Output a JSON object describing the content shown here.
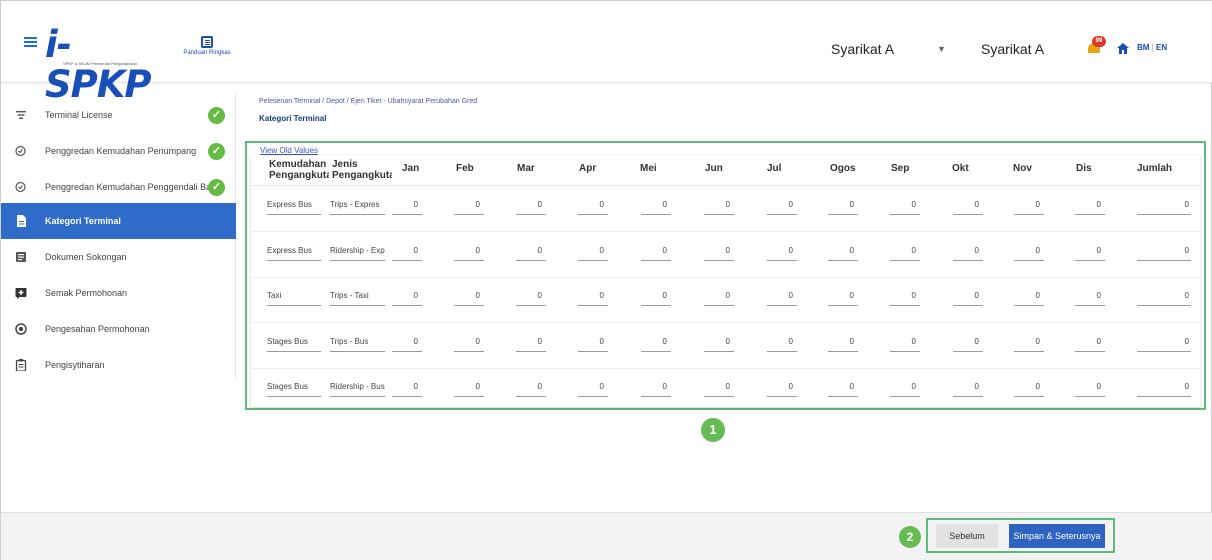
{
  "header": {
    "logo_text": "i-SPKP",
    "logo_subtext": "SPKP & SKUM Pelesenan Pengangkutan",
    "guide_label": "Panduan Ringkas",
    "company_primary": "Syarikat A",
    "company_secondary": "Syarikat A",
    "notification_count": "99",
    "lang_bm": "BM",
    "lang_separator": "|",
    "lang_en": "EN"
  },
  "sidebar": {
    "items": [
      {
        "label": "Terminal License",
        "icon": "filter-icon",
        "completed": true
      },
      {
        "label": "Penggredan Kemudahan Penumpang",
        "icon": "grade-check-icon",
        "completed": true
      },
      {
        "label": "Penggredan Kemudahan Penggendali Bas",
        "icon": "grade-check-icon",
        "completed": true
      },
      {
        "label": "Kategori Terminal",
        "icon": "document-icon",
        "active": true
      },
      {
        "label": "Dokumen Sokongan",
        "icon": "folder-doc-icon"
      },
      {
        "label": "Semak Permohonan",
        "icon": "review-icon"
      },
      {
        "label": "Pengesahan Permohonan",
        "icon": "verify-icon"
      },
      {
        "label": "Pengisytiharan",
        "icon": "clipboard-icon"
      }
    ]
  },
  "breadcrumb": "Pelesenan Terminal / Depot / Ejen Tiket - Ubahsyarat Perubahan Gred",
  "page_title": "Kategori Terminal",
  "view_old_values": "View Old Values",
  "table": {
    "columns": [
      "Kemudahan Pengangkutan",
      "Jenis Pengangkutan",
      "Jan",
      "Feb",
      "Mar",
      "Apr",
      "Mei",
      "Jun",
      "Jul",
      "Ogos",
      "Sep",
      "Okt",
      "Nov",
      "Dis",
      "Jumlah"
    ],
    "column_display": [
      "Kemudahan\nPengangkutai",
      "Jenis\nPengangkutai"
    ],
    "rows": [
      {
        "kemudahan": "Express Bus",
        "jenis": "Trips - Expres",
        "values": [
          "0",
          "0",
          "0",
          "0",
          "0",
          "0",
          "0",
          "0",
          "0",
          "0",
          "0",
          "0"
        ],
        "jumlah": "0"
      },
      {
        "kemudahan": "Express Bus",
        "jenis": "Ridership - Exp",
        "values": [
          "0",
          "0",
          "0",
          "0",
          "0",
          "0",
          "0",
          "0",
          "0",
          "0",
          "0",
          "0"
        ],
        "jumlah": "0"
      },
      {
        "kemudahan": "Taxi",
        "jenis": "Trips - Taxi",
        "values": [
          "0",
          "0",
          "0",
          "0",
          "0",
          "0",
          "0",
          "0",
          "0",
          "0",
          "0",
          "0"
        ],
        "jumlah": "0"
      },
      {
        "kemudahan": "Stages Bus",
        "jenis": "Trips - Bus",
        "values": [
          "0",
          "0",
          "0",
          "0",
          "0",
          "0",
          "0",
          "0",
          "0",
          "0",
          "0",
          "0"
        ],
        "jumlah": "0"
      },
      {
        "kemudahan": "Stages Bus",
        "jenis": "Ridership - Bus",
        "values": [
          "0",
          "0",
          "0",
          "0",
          "0",
          "0",
          "0",
          "0",
          "0",
          "0",
          "0",
          "0"
        ],
        "jumlah": "0"
      }
    ]
  },
  "annotations": {
    "marker_1": "1",
    "marker_2": "2"
  },
  "footer": {
    "prev_label": "Sebelum",
    "next_label": "Simpan & Seterusnya"
  },
  "colors": {
    "accent": "#2f6cc9",
    "success": "#66bb44",
    "highlight": "#5fba7d",
    "badge": "#d93b2b"
  }
}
● ● ●
◆ Request
Transcribe the complete set of entries verbatim. No pictures belong in the copy.

◆ Worked answer
Output a JSON object describing the content shown here.
{
  "header": {
    "logo_text": "i-SPKP",
    "logo_subtext": "SPKP & SKUM Pelesenan Pengangkutan",
    "guide_label": "Panduan Ringkas",
    "company_primary": "Syarikat A",
    "company_secondary": "Syarikat A",
    "notification_count": "99",
    "lang_bm": "BM",
    "lang_separator": "|",
    "lang_en": "EN"
  },
  "sidebar": {
    "items": [
      {
        "label": "Terminal License",
        "icon": "filter-icon",
        "completed": true
      },
      {
        "label": "Penggredan Kemudahan Penumpang",
        "icon": "grade-check-icon",
        "completed": true
      },
      {
        "label": "Penggredan Kemudahan Penggendali Bas",
        "icon": "grade-check-icon",
        "completed": true
      },
      {
        "label": "Kategori Terminal",
        "icon": "document-icon",
        "active": true
      },
      {
        "label": "Dokumen Sokongan",
        "icon": "folder-doc-icon"
      },
      {
        "label": "Semak Permohonan",
        "icon": "review-icon"
      },
      {
        "label": "Pengesahan Permohonan",
        "icon": "verify-icon"
      },
      {
        "label": "Pengisytiharan",
        "icon": "clipboard-icon"
      }
    ]
  },
  "breadcrumb": "Pelesenan Terminal / Depot / Ejen Tiket - Ubahsyarat Perubahan Gred",
  "page_title": "Kategori Terminal",
  "view_old_values": "View Old Values",
  "table": {
    "columns": [
      "Kemudahan Pengangkutan",
      "Jenis Pengangkutan",
      "Jan",
      "Feb",
      "Mar",
      "Apr",
      "Mei",
      "Jun",
      "Jul",
      "Ogos",
      "Sep",
      "Okt",
      "Nov",
      "Dis",
      "Jumlah"
    ],
    "column_display": [
      "Kemudahan\nPengangkutai",
      "Jenis\nPengangkutai"
    ],
    "rows": [
      {
        "kemudahan": "Express Bus",
        "jenis": "Trips - Expres",
        "values": [
          "0",
          "0",
          "0",
          "0",
          "0",
          "0",
          "0",
          "0",
          "0",
          "0",
          "0",
          "0"
        ],
        "jumlah": "0"
      },
      {
        "kemudahan": "Express Bus",
        "jenis": "Ridership - Exp",
        "values": [
          "0",
          "0",
          "0",
          "0",
          "0",
          "0",
          "0",
          "0",
          "0",
          "0",
          "0",
          "0"
        ],
        "jumlah": "0"
      },
      {
        "kemudahan": "Taxi",
        "jenis": "Trips - Taxi",
        "values": [
          "0",
          "0",
          "0",
          "0",
          "0",
          "0",
          "0",
          "0",
          "0",
          "0",
          "0",
          "0"
        ],
        "jumlah": "0"
      },
      {
        "kemudahan": "Stages Bus",
        "jenis": "Trips - Bus",
        "values": [
          "0",
          "0",
          "0",
          "0",
          "0",
          "0",
          "0",
          "0",
          "0",
          "0",
          "0",
          "0"
        ],
        "jumlah": "0"
      },
      {
        "kemudahan": "Stages Bus",
        "jenis": "Ridership - Bus",
        "values": [
          "0",
          "0",
          "0",
          "0",
          "0",
          "0",
          "0",
          "0",
          "0",
          "0",
          "0",
          "0"
        ],
        "jumlah": "0"
      }
    ]
  },
  "annotations": {
    "marker_1": "1",
    "marker_2": "2"
  },
  "footer": {
    "prev_label": "Sebelum",
    "next_label": "Simpan & Seterusnya"
  },
  "colors": {
    "accent": "#2f6cc9",
    "success": "#66bb44",
    "highlight": "#5fba7d",
    "badge": "#d93b2b"
  }
}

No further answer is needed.